» **To do**: Count the lines below that contain the word "Evaporation". Give only the number.

» **Records to use**:
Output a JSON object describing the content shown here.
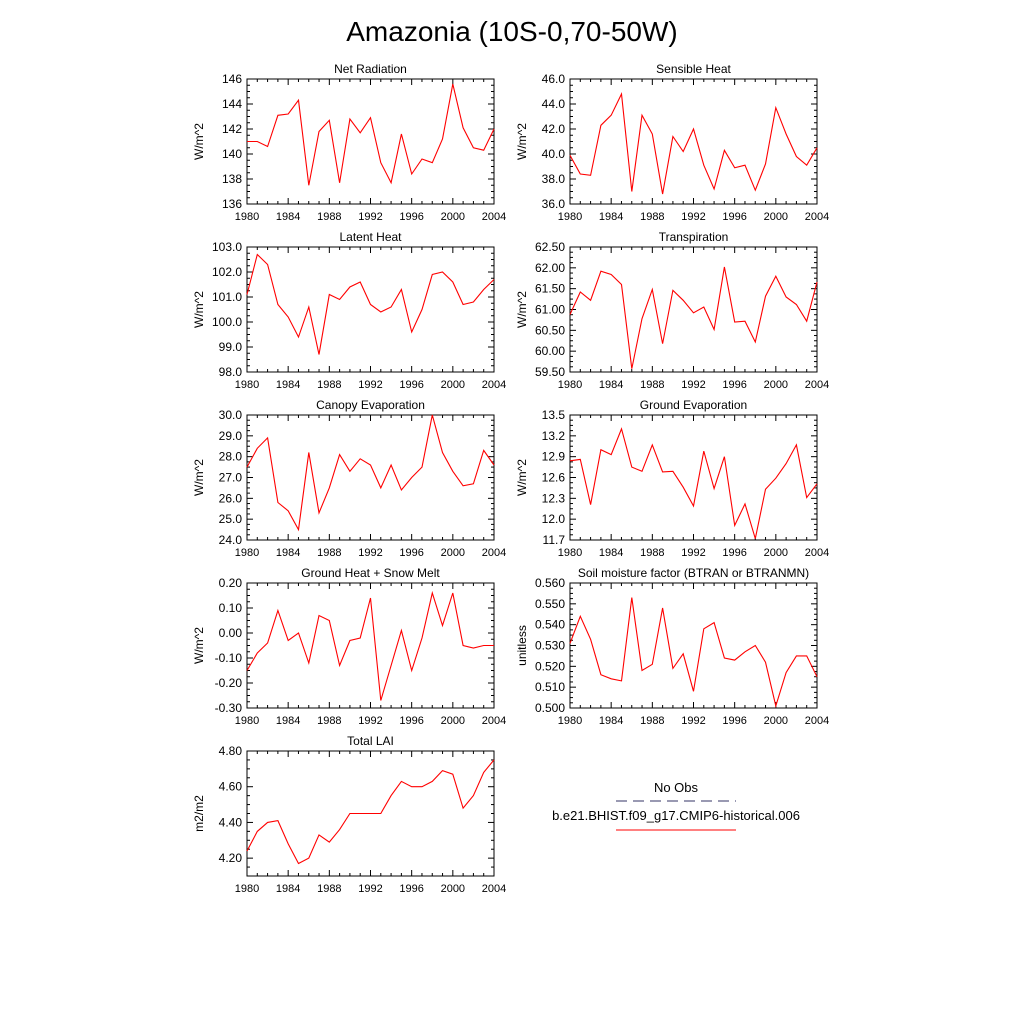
{
  "figure_title": "Amazonia (10S-0,70-50W)",
  "legend": {
    "entries": [
      {
        "label": "No Obs",
        "color": "#333366",
        "style": "dashed"
      },
      {
        "label": "b.e21.BHIST.f09_g17.CMIP6-historical.006",
        "color": "#ff0000",
        "style": "solid"
      }
    ]
  },
  "colors": {
    "series": "#ff0000",
    "axis": "#000000"
  },
  "chart_data": [
    {
      "type": "line",
      "title": "Net Radiation",
      "ylabel": "W/m^2",
      "xlabel": "",
      "x": [
        1980,
        1981,
        1982,
        1983,
        1984,
        1985,
        1986,
        1987,
        1988,
        1989,
        1990,
        1991,
        1992,
        1993,
        1994,
        1995,
        1996,
        1997,
        1998,
        1999,
        2000,
        2001,
        2002,
        2003,
        2004
      ],
      "values": [
        141.0,
        141.0,
        140.6,
        143.1,
        143.2,
        144.3,
        137.5,
        141.8,
        142.7,
        137.7,
        142.8,
        141.7,
        142.9,
        139.3,
        137.7,
        141.6,
        138.4,
        139.6,
        139.3,
        141.2,
        145.6,
        142.1,
        140.5,
        140.3,
        142.0
      ],
      "xlim": [
        1980,
        2004
      ],
      "ylim": [
        136,
        146
      ],
      "xticks": [
        "1980",
        "1984",
        "1988",
        "1992",
        "1996",
        "2000",
        "2004"
      ],
      "yticks": [
        "136",
        "138",
        "140",
        "142",
        "144",
        "146"
      ]
    },
    {
      "type": "line",
      "title": "Sensible Heat",
      "ylabel": "W/m^2",
      "xlabel": "",
      "x": [
        1980,
        1981,
        1982,
        1983,
        1984,
        1985,
        1986,
        1987,
        1988,
        1989,
        1990,
        1991,
        1992,
        1993,
        1994,
        1995,
        1996,
        1997,
        1998,
        1999,
        2000,
        2001,
        2002,
        2003,
        2004
      ],
      "values": [
        39.9,
        38.4,
        38.3,
        42.3,
        43.1,
        44.8,
        37.0,
        43.1,
        41.6,
        36.8,
        41.4,
        40.2,
        42.0,
        39.1,
        37.2,
        40.3,
        38.9,
        39.1,
        37.1,
        39.2,
        43.7,
        41.6,
        39.8,
        39.1,
        40.5
      ],
      "xlim": [
        1980,
        2004
      ],
      "ylim": [
        36.0,
        46.0
      ],
      "xticks": [
        "1980",
        "1984",
        "1988",
        "1992",
        "1996",
        "2000",
        "2004"
      ],
      "yticks": [
        "36.0",
        "38.0",
        "40.0",
        "42.0",
        "44.0",
        "46.0"
      ]
    },
    {
      "type": "line",
      "title": "Latent Heat",
      "ylabel": "W/m^2",
      "xlabel": "",
      "x": [
        1980,
        1981,
        1982,
        1983,
        1984,
        1985,
        1986,
        1987,
        1988,
        1989,
        1990,
        1991,
        1992,
        1993,
        1994,
        1995,
        1996,
        1997,
        1998,
        1999,
        2000,
        2001,
        2002,
        2003,
        2004
      ],
      "values": [
        101.1,
        102.7,
        102.3,
        100.7,
        100.2,
        99.4,
        100.6,
        98.7,
        101.1,
        100.9,
        101.4,
        101.6,
        100.7,
        100.4,
        100.6,
        101.3,
        99.6,
        100.5,
        101.9,
        102.0,
        101.6,
        100.7,
        100.8,
        101.3,
        101.7
      ],
      "xlim": [
        1980,
        2004
      ],
      "ylim": [
        98.0,
        103.0
      ],
      "xticks": [
        "1980",
        "1984",
        "1988",
        "1992",
        "1996",
        "2000",
        "2004"
      ],
      "yticks": [
        "98.0",
        "99.0",
        "100.0",
        "101.0",
        "102.0",
        "103.0"
      ]
    },
    {
      "type": "line",
      "title": "Transpiration",
      "ylabel": "W/m^2",
      "xlabel": "",
      "x": [
        1980,
        1981,
        1982,
        1983,
        1984,
        1985,
        1986,
        1987,
        1988,
        1989,
        1990,
        1991,
        1992,
        1993,
        1994,
        1995,
        1996,
        1997,
        1998,
        1999,
        2000,
        2001,
        2002,
        2003,
        2004
      ],
      "values": [
        60.88,
        61.42,
        61.22,
        61.92,
        61.84,
        61.6,
        59.58,
        60.78,
        61.48,
        60.18,
        61.46,
        61.22,
        60.92,
        61.06,
        60.52,
        62.02,
        60.7,
        60.72,
        60.22,
        61.32,
        61.8,
        61.3,
        61.12,
        60.72,
        61.66
      ],
      "xlim": [
        1980,
        2004
      ],
      "ylim": [
        59.5,
        62.5
      ],
      "xticks": [
        "1980",
        "1984",
        "1988",
        "1992",
        "1996",
        "2000",
        "2004"
      ],
      "yticks": [
        "59.50",
        "60.00",
        "60.50",
        "61.00",
        "61.50",
        "62.00",
        "62.50"
      ]
    },
    {
      "type": "line",
      "title": "Canopy Evaporation",
      "ylabel": "W/m^2",
      "xlabel": "",
      "x": [
        1980,
        1981,
        1982,
        1983,
        1984,
        1985,
        1986,
        1987,
        1988,
        1989,
        1990,
        1991,
        1992,
        1993,
        1994,
        1995,
        1996,
        1997,
        1998,
        1999,
        2000,
        2001,
        2002,
        2003,
        2004
      ],
      "values": [
        27.5,
        28.4,
        28.9,
        25.8,
        25.4,
        24.5,
        28.2,
        25.3,
        26.5,
        28.1,
        27.3,
        27.9,
        27.6,
        26.5,
        27.6,
        26.4,
        27.0,
        27.5,
        30.0,
        28.2,
        27.3,
        26.6,
        26.7,
        28.3,
        27.6
      ],
      "xlim": [
        1980,
        2004
      ],
      "ylim": [
        24.0,
        30.0
      ],
      "xticks": [
        "1980",
        "1984",
        "1988",
        "1992",
        "1996",
        "2000",
        "2004"
      ],
      "yticks": [
        "24.0",
        "25.0",
        "26.0",
        "27.0",
        "28.0",
        "29.0",
        "30.0"
      ]
    },
    {
      "type": "line",
      "title": "Ground Evaporation",
      "ylabel": "W/m^2",
      "xlabel": "",
      "x": [
        1980,
        1981,
        1982,
        1983,
        1984,
        1985,
        1986,
        1987,
        1988,
        1989,
        1990,
        1991,
        1992,
        1993,
        1994,
        1995,
        1996,
        1997,
        1998,
        1999,
        2000,
        2001,
        2002,
        2003,
        2004
      ],
      "values": [
        12.84,
        12.86,
        12.21,
        13.0,
        12.93,
        13.3,
        12.75,
        12.69,
        13.07,
        12.68,
        12.69,
        12.46,
        12.19,
        12.98,
        12.44,
        12.9,
        11.91,
        12.22,
        11.72,
        12.43,
        12.59,
        12.8,
        13.07,
        12.31,
        12.51
      ],
      "xlim": [
        1980,
        2004
      ],
      "ylim": [
        11.7,
        13.5
      ],
      "xticks": [
        "1980",
        "1984",
        "1988",
        "1992",
        "1996",
        "2000",
        "2004"
      ],
      "yticks": [
        "11.7",
        "12.0",
        "12.3",
        "12.6",
        "12.9",
        "13.2",
        "13.5"
      ]
    },
    {
      "type": "line",
      "title": "Ground Heat + Snow Melt",
      "ylabel": "W/m^2",
      "xlabel": "",
      "x": [
        1980,
        1981,
        1982,
        1983,
        1984,
        1985,
        1986,
        1987,
        1988,
        1989,
        1990,
        1991,
        1992,
        1993,
        1994,
        1995,
        1996,
        1997,
        1998,
        1999,
        2000,
        2001,
        2002,
        2003,
        2004
      ],
      "values": [
        -0.15,
        -0.08,
        -0.04,
        0.09,
        -0.03,
        0.0,
        -0.12,
        0.07,
        0.05,
        -0.13,
        -0.03,
        -0.02,
        0.14,
        -0.27,
        -0.13,
        0.01,
        -0.15,
        -0.02,
        0.16,
        0.03,
        0.16,
        -0.05,
        -0.06,
        -0.05,
        -0.05
      ],
      "xlim": [
        1980,
        2004
      ],
      "ylim": [
        -0.3,
        0.2
      ],
      "xticks": [
        "1980",
        "1984",
        "1988",
        "1992",
        "1996",
        "2000",
        "2004"
      ],
      "yticks": [
        "-0.30",
        "-0.20",
        "-0.10",
        "0.00",
        "0.10",
        "0.20"
      ]
    },
    {
      "type": "line",
      "title": "Soil moisture factor (BTRAN or BTRANMN)",
      "ylabel": "unitless",
      "xlabel": "",
      "x": [
        1980,
        1981,
        1982,
        1983,
        1984,
        1985,
        1986,
        1987,
        1988,
        1989,
        1990,
        1991,
        1992,
        1993,
        1994,
        1995,
        1996,
        1997,
        1998,
        1999,
        2000,
        2001,
        2002,
        2003,
        2004
      ],
      "values": [
        0.531,
        0.544,
        0.533,
        0.516,
        0.514,
        0.513,
        0.553,
        0.518,
        0.521,
        0.548,
        0.519,
        0.526,
        0.508,
        0.538,
        0.541,
        0.524,
        0.523,
        0.527,
        0.53,
        0.522,
        0.501,
        0.517,
        0.525,
        0.525,
        0.515
      ],
      "xlim": [
        1980,
        2004
      ],
      "ylim": [
        0.5,
        0.56
      ],
      "xticks": [
        "1980",
        "1984",
        "1988",
        "1992",
        "1996",
        "2000",
        "2004"
      ],
      "yticks": [
        "0.500",
        "0.510",
        "0.520",
        "0.530",
        "0.540",
        "0.550",
        "0.560"
      ]
    },
    {
      "type": "line",
      "title": "Total LAI",
      "ylabel": "m2/m2",
      "xlabel": "",
      "x": [
        1980,
        1981,
        1982,
        1983,
        1984,
        1985,
        1986,
        1987,
        1988,
        1989,
        1990,
        1991,
        1992,
        1993,
        1994,
        1995,
        1996,
        1997,
        1998,
        1999,
        2000,
        2001,
        2002,
        2003,
        2004
      ],
      "values": [
        4.24,
        4.35,
        4.4,
        4.41,
        4.28,
        4.17,
        4.2,
        4.33,
        4.29,
        4.36,
        4.45,
        4.45,
        4.45,
        4.45,
        4.55,
        4.63,
        4.6,
        4.6,
        4.63,
        4.69,
        4.67,
        4.48,
        4.55,
        4.68,
        4.75
      ],
      "xlim": [
        1980,
        2004
      ],
      "ylim": [
        4.1,
        4.8
      ],
      "xticks": [
        "1980",
        "1984",
        "1988",
        "1992",
        "1996",
        "2000",
        "2004"
      ],
      "yticks": [
        "4.20",
        "4.40",
        "4.60",
        "4.80"
      ]
    }
  ]
}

» **Full response**: 2